» **Figure record listings**:
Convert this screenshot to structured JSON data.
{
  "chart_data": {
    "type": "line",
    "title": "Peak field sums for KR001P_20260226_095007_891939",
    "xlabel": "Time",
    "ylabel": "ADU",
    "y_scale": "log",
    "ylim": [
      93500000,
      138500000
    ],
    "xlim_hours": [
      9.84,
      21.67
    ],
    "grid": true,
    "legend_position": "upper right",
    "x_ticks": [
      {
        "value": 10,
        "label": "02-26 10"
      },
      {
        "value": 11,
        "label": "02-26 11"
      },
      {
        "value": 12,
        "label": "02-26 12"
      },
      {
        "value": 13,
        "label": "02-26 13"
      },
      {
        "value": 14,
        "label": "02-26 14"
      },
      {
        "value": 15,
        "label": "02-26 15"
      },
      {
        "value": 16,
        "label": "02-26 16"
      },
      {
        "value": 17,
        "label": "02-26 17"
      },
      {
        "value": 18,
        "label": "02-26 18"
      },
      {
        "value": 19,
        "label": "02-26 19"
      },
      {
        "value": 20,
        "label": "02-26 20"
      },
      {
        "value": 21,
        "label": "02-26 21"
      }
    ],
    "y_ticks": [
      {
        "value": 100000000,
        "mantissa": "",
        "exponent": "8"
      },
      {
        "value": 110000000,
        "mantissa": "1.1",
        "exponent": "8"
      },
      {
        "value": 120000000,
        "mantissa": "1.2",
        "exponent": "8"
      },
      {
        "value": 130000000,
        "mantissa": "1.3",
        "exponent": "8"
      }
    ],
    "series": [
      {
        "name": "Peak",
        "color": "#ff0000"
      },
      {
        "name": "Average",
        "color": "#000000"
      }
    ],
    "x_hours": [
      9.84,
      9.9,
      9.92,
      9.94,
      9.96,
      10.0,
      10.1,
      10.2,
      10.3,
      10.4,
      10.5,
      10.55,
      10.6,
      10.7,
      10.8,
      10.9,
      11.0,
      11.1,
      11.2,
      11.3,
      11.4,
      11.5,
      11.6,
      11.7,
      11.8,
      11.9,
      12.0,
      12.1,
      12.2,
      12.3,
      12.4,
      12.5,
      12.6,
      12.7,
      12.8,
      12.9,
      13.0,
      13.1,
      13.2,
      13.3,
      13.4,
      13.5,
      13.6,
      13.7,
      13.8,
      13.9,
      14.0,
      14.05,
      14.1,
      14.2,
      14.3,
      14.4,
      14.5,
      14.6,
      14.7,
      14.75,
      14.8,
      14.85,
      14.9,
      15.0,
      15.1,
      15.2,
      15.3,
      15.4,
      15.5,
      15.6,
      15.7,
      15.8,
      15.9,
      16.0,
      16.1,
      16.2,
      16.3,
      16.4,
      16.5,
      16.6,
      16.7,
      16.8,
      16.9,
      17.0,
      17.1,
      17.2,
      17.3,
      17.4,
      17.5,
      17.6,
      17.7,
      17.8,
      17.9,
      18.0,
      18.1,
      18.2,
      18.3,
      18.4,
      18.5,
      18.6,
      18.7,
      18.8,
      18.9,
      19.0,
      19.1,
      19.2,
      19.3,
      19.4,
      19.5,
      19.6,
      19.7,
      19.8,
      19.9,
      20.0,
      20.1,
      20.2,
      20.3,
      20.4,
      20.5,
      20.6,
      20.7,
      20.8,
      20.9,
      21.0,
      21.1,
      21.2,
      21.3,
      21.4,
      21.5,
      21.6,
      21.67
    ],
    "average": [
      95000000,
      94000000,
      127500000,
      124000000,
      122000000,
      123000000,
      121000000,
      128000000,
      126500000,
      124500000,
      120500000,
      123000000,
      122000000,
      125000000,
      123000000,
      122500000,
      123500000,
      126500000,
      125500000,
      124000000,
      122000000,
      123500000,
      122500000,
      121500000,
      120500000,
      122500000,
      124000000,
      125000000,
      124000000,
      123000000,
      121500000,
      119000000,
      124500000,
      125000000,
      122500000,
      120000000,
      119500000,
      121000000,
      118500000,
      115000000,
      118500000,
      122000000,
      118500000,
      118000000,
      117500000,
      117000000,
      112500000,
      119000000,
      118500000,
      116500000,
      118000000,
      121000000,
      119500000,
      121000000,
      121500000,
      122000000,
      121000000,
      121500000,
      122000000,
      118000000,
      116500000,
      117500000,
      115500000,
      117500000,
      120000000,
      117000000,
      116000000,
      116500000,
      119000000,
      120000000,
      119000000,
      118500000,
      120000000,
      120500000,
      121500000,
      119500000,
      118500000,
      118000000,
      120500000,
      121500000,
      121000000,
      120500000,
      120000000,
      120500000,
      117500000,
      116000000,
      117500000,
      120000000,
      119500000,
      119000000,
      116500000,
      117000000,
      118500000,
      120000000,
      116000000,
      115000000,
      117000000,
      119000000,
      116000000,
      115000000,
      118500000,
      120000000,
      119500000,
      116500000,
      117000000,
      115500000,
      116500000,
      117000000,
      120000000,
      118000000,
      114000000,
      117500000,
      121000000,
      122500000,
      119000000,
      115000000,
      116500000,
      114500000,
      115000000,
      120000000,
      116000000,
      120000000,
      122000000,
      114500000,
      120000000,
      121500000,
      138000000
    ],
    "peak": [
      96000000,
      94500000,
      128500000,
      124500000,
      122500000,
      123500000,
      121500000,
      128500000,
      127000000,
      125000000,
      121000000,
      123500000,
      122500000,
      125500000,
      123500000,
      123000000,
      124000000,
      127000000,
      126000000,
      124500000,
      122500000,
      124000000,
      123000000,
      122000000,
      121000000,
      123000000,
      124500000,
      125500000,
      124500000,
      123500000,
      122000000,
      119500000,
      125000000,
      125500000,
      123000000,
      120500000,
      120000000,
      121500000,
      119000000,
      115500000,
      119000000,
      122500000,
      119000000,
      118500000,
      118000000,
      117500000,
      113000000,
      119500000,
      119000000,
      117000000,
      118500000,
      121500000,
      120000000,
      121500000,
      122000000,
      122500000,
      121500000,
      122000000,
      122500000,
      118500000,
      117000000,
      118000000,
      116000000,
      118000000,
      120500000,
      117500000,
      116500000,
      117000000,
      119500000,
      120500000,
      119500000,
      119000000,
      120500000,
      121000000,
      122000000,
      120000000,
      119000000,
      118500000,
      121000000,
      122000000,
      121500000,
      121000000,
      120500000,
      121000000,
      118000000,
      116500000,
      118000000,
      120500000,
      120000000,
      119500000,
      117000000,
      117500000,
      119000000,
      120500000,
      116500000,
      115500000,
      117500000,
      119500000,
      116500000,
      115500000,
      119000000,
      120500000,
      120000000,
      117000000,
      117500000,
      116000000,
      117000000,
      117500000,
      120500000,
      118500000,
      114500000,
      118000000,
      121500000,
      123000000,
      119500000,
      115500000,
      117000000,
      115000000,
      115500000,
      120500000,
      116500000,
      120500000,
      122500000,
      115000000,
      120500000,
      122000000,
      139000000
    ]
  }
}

» **Task requirements**:
Produce an exact copy of every entry above.

» **Response below**:
Convert this screenshot to structured JSON data.
{
  "chart_data": {
    "type": "line",
    "title": "Peak field sums for KR001P_20260226_095007_891939",
    "xlabel": "Time",
    "ylabel": "ADU",
    "y_scale": "log",
    "ylim": [
      93500000,
      138500000
    ],
    "xlim_hours": [
      9.84,
      21.67
    ],
    "grid": true,
    "legend_position": "upper right",
    "x_ticks": [
      {
        "value": 10,
        "label": "02-26 10"
      },
      {
        "value": 11,
        "label": "02-26 11"
      },
      {
        "value": 12,
        "label": "02-26 12"
      },
      {
        "value": 13,
        "label": "02-26 13"
      },
      {
        "value": 14,
        "label": "02-26 14"
      },
      {
        "value": 15,
        "label": "02-26 15"
      },
      {
        "value": 16,
        "label": "02-26 16"
      },
      {
        "value": 17,
        "label": "02-26 17"
      },
      {
        "value": 18,
        "label": "02-26 18"
      },
      {
        "value": 19,
        "label": "02-26 19"
      },
      {
        "value": 20,
        "label": "02-26 20"
      },
      {
        "value": 21,
        "label": "02-26 21"
      }
    ],
    "y_ticks": [
      {
        "value": 100000000,
        "mantissa": "",
        "exponent": "8"
      },
      {
        "value": 110000000,
        "mantissa": "1.1",
        "exponent": "8"
      },
      {
        "value": 120000000,
        "mantissa": "1.2",
        "exponent": "8"
      },
      {
        "value": 130000000,
        "mantissa": "1.3",
        "exponent": "8"
      }
    ],
    "series": [
      {
        "name": "Peak",
        "color": "#ff0000"
      },
      {
        "name": "Average",
        "color": "#000000"
      }
    ],
    "x_hours": [
      9.84,
      9.9,
      9.92,
      9.94,
      9.96,
      10.0,
      10.1,
      10.2,
      10.3,
      10.4,
      10.5,
      10.55,
      10.6,
      10.7,
      10.8,
      10.9,
      11.0,
      11.1,
      11.2,
      11.3,
      11.4,
      11.5,
      11.6,
      11.7,
      11.8,
      11.9,
      12.0,
      12.1,
      12.2,
      12.3,
      12.4,
      12.5,
      12.6,
      12.7,
      12.8,
      12.9,
      13.0,
      13.1,
      13.2,
      13.3,
      13.4,
      13.5,
      13.6,
      13.7,
      13.8,
      13.9,
      14.0,
      14.05,
      14.1,
      14.2,
      14.3,
      14.4,
      14.5,
      14.6,
      14.7,
      14.75,
      14.8,
      14.85,
      14.9,
      15.0,
      15.1,
      15.2,
      15.3,
      15.4,
      15.5,
      15.6,
      15.7,
      15.8,
      15.9,
      16.0,
      16.1,
      16.2,
      16.3,
      16.4,
      16.5,
      16.6,
      16.7,
      16.8,
      16.9,
      17.0,
      17.1,
      17.2,
      17.3,
      17.4,
      17.5,
      17.6,
      17.7,
      17.8,
      17.9,
      18.0,
      18.1,
      18.2,
      18.3,
      18.4,
      18.5,
      18.6,
      18.7,
      18.8,
      18.9,
      19.0,
      19.1,
      19.2,
      19.3,
      19.4,
      19.5,
      19.6,
      19.7,
      19.8,
      19.9,
      20.0,
      20.1,
      20.2,
      20.3,
      20.4,
      20.5,
      20.6,
      20.7,
      20.8,
      20.9,
      21.0,
      21.1,
      21.2,
      21.3,
      21.4,
      21.5,
      21.6,
      21.67
    ],
    "average": [
      95000000,
      94000000,
      127500000,
      124000000,
      122000000,
      123000000,
      121000000,
      128000000,
      126500000,
      124500000,
      120500000,
      123000000,
      122000000,
      125000000,
      123000000,
      122500000,
      123500000,
      126500000,
      125500000,
      124000000,
      122000000,
      123500000,
      122500000,
      121500000,
      120500000,
      122500000,
      124000000,
      125000000,
      124000000,
      123000000,
      121500000,
      119000000,
      124500000,
      125000000,
      122500000,
      120000000,
      119500000,
      121000000,
      118500000,
      115000000,
      118500000,
      122000000,
      118500000,
      118000000,
      117500000,
      117000000,
      112500000,
      119000000,
      118500000,
      116500000,
      118000000,
      121000000,
      119500000,
      121000000,
      121500000,
      122000000,
      121000000,
      121500000,
      122000000,
      118000000,
      116500000,
      117500000,
      115500000,
      117500000,
      120000000,
      117000000,
      116000000,
      116500000,
      119000000,
      120000000,
      119000000,
      118500000,
      120000000,
      120500000,
      121500000,
      119500000,
      118500000,
      118000000,
      120500000,
      121500000,
      121000000,
      120500000,
      120000000,
      120500000,
      117500000,
      116000000,
      117500000,
      120000000,
      119500000,
      119000000,
      116500000,
      117000000,
      118500000,
      120000000,
      116000000,
      115000000,
      117000000,
      119000000,
      116000000,
      115000000,
      118500000,
      120000000,
      119500000,
      116500000,
      117000000,
      115500000,
      116500000,
      117000000,
      120000000,
      118000000,
      114000000,
      117500000,
      121000000,
      122500000,
      119000000,
      115000000,
      116500000,
      114500000,
      115000000,
      120000000,
      116000000,
      120000000,
      122000000,
      114500000,
      120000000,
      121500000,
      138000000
    ],
    "peak": [
      96000000,
      94500000,
      128500000,
      124500000,
      122500000,
      123500000,
      121500000,
      128500000,
      127000000,
      125000000,
      121000000,
      123500000,
      122500000,
      125500000,
      123500000,
      123000000,
      124000000,
      127000000,
      126000000,
      124500000,
      122500000,
      124000000,
      123000000,
      122000000,
      121000000,
      123000000,
      124500000,
      125500000,
      124500000,
      123500000,
      122000000,
      119500000,
      125000000,
      125500000,
      123000000,
      120500000,
      120000000,
      121500000,
      119000000,
      115500000,
      119000000,
      122500000,
      119000000,
      118500000,
      118000000,
      117500000,
      113000000,
      119500000,
      119000000,
      117000000,
      118500000,
      121500000,
      120000000,
      121500000,
      122000000,
      122500000,
      121500000,
      122000000,
      122500000,
      118500000,
      117000000,
      118000000,
      116000000,
      118000000,
      120500000,
      117500000,
      116500000,
      117000000,
      119500000,
      120500000,
      119500000,
      119000000,
      120500000,
      121000000,
      122000000,
      120000000,
      119000000,
      118500000,
      121000000,
      122000000,
      121500000,
      121000000,
      120500000,
      121000000,
      118000000,
      116500000,
      118000000,
      120500000,
      120000000,
      119500000,
      117000000,
      117500000,
      119000000,
      120500000,
      116500000,
      115500000,
      117500000,
      119500000,
      116500000,
      115500000,
      119000000,
      120500000,
      120000000,
      117000000,
      117500000,
      116000000,
      117000000,
      117500000,
      120500000,
      118500000,
      114500000,
      118000000,
      121500000,
      123000000,
      119500000,
      115500000,
      117000000,
      115000000,
      115500000,
      120500000,
      116500000,
      120500000,
      122500000,
      115000000,
      120500000,
      122000000,
      139000000
    ]
  }
}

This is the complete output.